Figure data in JSON:
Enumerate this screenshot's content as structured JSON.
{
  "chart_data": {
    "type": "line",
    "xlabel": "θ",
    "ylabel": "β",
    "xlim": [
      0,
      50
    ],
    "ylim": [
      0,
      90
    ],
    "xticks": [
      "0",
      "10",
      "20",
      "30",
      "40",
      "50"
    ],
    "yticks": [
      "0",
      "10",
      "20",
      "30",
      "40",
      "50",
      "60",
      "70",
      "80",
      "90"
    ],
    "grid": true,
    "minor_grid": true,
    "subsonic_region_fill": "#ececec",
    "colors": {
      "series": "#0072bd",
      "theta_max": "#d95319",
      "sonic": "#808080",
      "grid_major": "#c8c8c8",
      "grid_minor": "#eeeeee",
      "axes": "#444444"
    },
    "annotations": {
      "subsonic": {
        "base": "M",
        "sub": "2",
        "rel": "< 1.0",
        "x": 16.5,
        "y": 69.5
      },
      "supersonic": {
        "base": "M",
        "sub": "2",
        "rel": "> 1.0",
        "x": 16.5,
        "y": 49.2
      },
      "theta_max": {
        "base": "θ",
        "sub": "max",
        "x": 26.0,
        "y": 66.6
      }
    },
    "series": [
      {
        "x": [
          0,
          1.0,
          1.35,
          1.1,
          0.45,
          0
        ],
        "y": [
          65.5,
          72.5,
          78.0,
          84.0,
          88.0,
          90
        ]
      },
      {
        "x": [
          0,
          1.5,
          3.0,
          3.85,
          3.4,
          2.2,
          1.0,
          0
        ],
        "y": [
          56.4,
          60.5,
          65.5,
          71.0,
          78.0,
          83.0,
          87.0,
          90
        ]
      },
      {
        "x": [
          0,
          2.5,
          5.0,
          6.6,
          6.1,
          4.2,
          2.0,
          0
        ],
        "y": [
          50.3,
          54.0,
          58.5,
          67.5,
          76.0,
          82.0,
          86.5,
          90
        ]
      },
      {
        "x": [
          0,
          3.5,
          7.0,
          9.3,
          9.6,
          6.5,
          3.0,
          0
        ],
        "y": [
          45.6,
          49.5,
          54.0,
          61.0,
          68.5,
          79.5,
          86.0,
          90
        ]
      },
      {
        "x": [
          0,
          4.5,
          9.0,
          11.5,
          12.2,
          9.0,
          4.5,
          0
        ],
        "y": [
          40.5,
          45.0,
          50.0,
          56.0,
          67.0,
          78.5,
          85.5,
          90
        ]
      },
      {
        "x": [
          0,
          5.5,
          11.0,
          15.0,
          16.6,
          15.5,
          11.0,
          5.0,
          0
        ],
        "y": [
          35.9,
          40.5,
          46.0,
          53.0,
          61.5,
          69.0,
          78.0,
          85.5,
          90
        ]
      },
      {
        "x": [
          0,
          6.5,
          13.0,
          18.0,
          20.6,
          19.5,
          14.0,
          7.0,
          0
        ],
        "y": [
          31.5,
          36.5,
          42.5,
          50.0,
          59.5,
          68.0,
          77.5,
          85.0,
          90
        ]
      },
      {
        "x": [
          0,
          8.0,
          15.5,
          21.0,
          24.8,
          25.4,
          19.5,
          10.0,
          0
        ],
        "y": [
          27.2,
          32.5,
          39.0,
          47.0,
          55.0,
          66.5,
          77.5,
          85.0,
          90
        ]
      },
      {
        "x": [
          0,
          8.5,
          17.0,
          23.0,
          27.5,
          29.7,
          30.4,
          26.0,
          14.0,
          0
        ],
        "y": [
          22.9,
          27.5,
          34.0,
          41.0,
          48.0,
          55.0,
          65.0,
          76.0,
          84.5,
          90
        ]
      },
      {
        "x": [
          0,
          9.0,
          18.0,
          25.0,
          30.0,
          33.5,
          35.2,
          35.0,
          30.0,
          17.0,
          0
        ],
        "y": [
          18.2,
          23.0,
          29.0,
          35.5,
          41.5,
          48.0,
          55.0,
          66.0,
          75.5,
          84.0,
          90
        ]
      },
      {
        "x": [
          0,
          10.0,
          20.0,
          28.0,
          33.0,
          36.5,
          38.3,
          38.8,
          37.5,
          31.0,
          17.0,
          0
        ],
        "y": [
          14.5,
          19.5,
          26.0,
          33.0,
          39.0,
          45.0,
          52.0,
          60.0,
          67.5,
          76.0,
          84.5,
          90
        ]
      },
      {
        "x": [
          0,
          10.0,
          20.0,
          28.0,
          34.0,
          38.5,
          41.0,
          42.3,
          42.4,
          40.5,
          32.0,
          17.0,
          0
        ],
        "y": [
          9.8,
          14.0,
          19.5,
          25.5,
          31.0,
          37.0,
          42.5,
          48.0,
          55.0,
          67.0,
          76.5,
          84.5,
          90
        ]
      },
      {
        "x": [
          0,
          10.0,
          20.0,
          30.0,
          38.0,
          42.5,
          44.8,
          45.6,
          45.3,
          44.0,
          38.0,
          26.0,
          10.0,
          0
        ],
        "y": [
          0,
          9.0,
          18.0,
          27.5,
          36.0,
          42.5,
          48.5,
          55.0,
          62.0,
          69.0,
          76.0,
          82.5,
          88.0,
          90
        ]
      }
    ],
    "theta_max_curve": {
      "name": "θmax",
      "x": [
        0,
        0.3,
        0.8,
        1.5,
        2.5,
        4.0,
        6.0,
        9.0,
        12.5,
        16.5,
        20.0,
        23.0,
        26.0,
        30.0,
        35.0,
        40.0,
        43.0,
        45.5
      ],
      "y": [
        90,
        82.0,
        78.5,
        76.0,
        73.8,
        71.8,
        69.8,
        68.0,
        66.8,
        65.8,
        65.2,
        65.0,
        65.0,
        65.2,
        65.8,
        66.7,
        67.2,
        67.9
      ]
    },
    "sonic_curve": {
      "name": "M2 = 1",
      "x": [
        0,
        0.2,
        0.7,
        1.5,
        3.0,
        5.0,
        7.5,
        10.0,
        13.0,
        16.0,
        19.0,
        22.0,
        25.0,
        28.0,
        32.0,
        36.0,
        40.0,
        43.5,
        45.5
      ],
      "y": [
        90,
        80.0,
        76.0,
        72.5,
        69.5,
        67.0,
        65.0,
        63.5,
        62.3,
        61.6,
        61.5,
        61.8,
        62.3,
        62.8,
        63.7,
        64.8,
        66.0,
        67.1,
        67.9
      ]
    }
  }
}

WHAT TO DO: Transcribe every entry exactly.

FINISHED ANSWER:
Enumerate this screenshot's content as structured JSON.
{
  "chart_data": {
    "type": "line",
    "xlabel": "θ",
    "ylabel": "β",
    "xlim": [
      0,
      50
    ],
    "ylim": [
      0,
      90
    ],
    "xticks": [
      "0",
      "10",
      "20",
      "30",
      "40",
      "50"
    ],
    "yticks": [
      "0",
      "10",
      "20",
      "30",
      "40",
      "50",
      "60",
      "70",
      "80",
      "90"
    ],
    "grid": true,
    "minor_grid": true,
    "subsonic_region_fill": "#ececec",
    "colors": {
      "series": "#0072bd",
      "theta_max": "#d95319",
      "sonic": "#808080",
      "grid_major": "#c8c8c8",
      "grid_minor": "#eeeeee",
      "axes": "#444444"
    },
    "annotations": {
      "subsonic": {
        "base": "M",
        "sub": "2",
        "rel": "< 1.0",
        "x": 16.5,
        "y": 69.5
      },
      "supersonic": {
        "base": "M",
        "sub": "2",
        "rel": "> 1.0",
        "x": 16.5,
        "y": 49.2
      },
      "theta_max": {
        "base": "θ",
        "sub": "max",
        "x": 26.0,
        "y": 66.6
      }
    },
    "series": [
      {
        "x": [
          0,
          1.0,
          1.35,
          1.1,
          0.45,
          0
        ],
        "y": [
          65.5,
          72.5,
          78.0,
          84.0,
          88.0,
          90
        ]
      },
      {
        "x": [
          0,
          1.5,
          3.0,
          3.85,
          3.4,
          2.2,
          1.0,
          0
        ],
        "y": [
          56.4,
          60.5,
          65.5,
          71.0,
          78.0,
          83.0,
          87.0,
          90
        ]
      },
      {
        "x": [
          0,
          2.5,
          5.0,
          6.6,
          6.1,
          4.2,
          2.0,
          0
        ],
        "y": [
          50.3,
          54.0,
          58.5,
          67.5,
          76.0,
          82.0,
          86.5,
          90
        ]
      },
      {
        "x": [
          0,
          3.5,
          7.0,
          9.3,
          9.6,
          6.5,
          3.0,
          0
        ],
        "y": [
          45.6,
          49.5,
          54.0,
          61.0,
          68.5,
          79.5,
          86.0,
          90
        ]
      },
      {
        "x": [
          0,
          4.5,
          9.0,
          11.5,
          12.2,
          9.0,
          4.5,
          0
        ],
        "y": [
          40.5,
          45.0,
          50.0,
          56.0,
          67.0,
          78.5,
          85.5,
          90
        ]
      },
      {
        "x": [
          0,
          5.5,
          11.0,
          15.0,
          16.6,
          15.5,
          11.0,
          5.0,
          0
        ],
        "y": [
          35.9,
          40.5,
          46.0,
          53.0,
          61.5,
          69.0,
          78.0,
          85.5,
          90
        ]
      },
      {
        "x": [
          0,
          6.5,
          13.0,
          18.0,
          20.6,
          19.5,
          14.0,
          7.0,
          0
        ],
        "y": [
          31.5,
          36.5,
          42.5,
          50.0,
          59.5,
          68.0,
          77.5,
          85.0,
          90
        ]
      },
      {
        "x": [
          0,
          8.0,
          15.5,
          21.0,
          24.8,
          25.4,
          19.5,
          10.0,
          0
        ],
        "y": [
          27.2,
          32.5,
          39.0,
          47.0,
          55.0,
          66.5,
          77.5,
          85.0,
          90
        ]
      },
      {
        "x": [
          0,
          8.5,
          17.0,
          23.0,
          27.5,
          29.7,
          30.4,
          26.0,
          14.0,
          0
        ],
        "y": [
          22.9,
          27.5,
          34.0,
          41.0,
          48.0,
          55.0,
          65.0,
          76.0,
          84.5,
          90
        ]
      },
      {
        "x": [
          0,
          9.0,
          18.0,
          25.0,
          30.0,
          33.5,
          35.2,
          35.0,
          30.0,
          17.0,
          0
        ],
        "y": [
          18.2,
          23.0,
          29.0,
          35.5,
          41.5,
          48.0,
          55.0,
          66.0,
          75.5,
          84.0,
          90
        ]
      },
      {
        "x": [
          0,
          10.0,
          20.0,
          28.0,
          33.0,
          36.5,
          38.3,
          38.8,
          37.5,
          31.0,
          17.0,
          0
        ],
        "y": [
          14.5,
          19.5,
          26.0,
          33.0,
          39.0,
          45.0,
          52.0,
          60.0,
          67.5,
          76.0,
          84.5,
          90
        ]
      },
      {
        "x": [
          0,
          10.0,
          20.0,
          28.0,
          34.0,
          38.5,
          41.0,
          42.3,
          42.4,
          40.5,
          32.0,
          17.0,
          0
        ],
        "y": [
          9.8,
          14.0,
          19.5,
          25.5,
          31.0,
          37.0,
          42.5,
          48.0,
          55.0,
          67.0,
          76.5,
          84.5,
          90
        ]
      },
      {
        "x": [
          0,
          10.0,
          20.0,
          30.0,
          38.0,
          42.5,
          44.8,
          45.6,
          45.3,
          44.0,
          38.0,
          26.0,
          10.0,
          0
        ],
        "y": [
          0,
          9.0,
          18.0,
          27.5,
          36.0,
          42.5,
          48.5,
          55.0,
          62.0,
          69.0,
          76.0,
          82.5,
          88.0,
          90
        ]
      }
    ],
    "theta_max_curve": {
      "name": "θmax",
      "x": [
        0,
        0.3,
        0.8,
        1.5,
        2.5,
        4.0,
        6.0,
        9.0,
        12.5,
        16.5,
        20.0,
        23.0,
        26.0,
        30.0,
        35.0,
        40.0,
        43.0,
        45.5
      ],
      "y": [
        90,
        82.0,
        78.5,
        76.0,
        73.8,
        71.8,
        69.8,
        68.0,
        66.8,
        65.8,
        65.2,
        65.0,
        65.0,
        65.2,
        65.8,
        66.7,
        67.2,
        67.9
      ]
    },
    "sonic_curve": {
      "name": "M2 = 1",
      "x": [
        0,
        0.2,
        0.7,
        1.5,
        3.0,
        5.0,
        7.5,
        10.0,
        13.0,
        16.0,
        19.0,
        22.0,
        25.0,
        28.0,
        32.0,
        36.0,
        40.0,
        43.5,
        45.5
      ],
      "y": [
        90,
        80.0,
        76.0,
        72.5,
        69.5,
        67.0,
        65.0,
        63.5,
        62.3,
        61.6,
        61.5,
        61.8,
        62.3,
        62.8,
        63.7,
        64.8,
        66.0,
        67.1,
        67.9
      ]
    }
  }
}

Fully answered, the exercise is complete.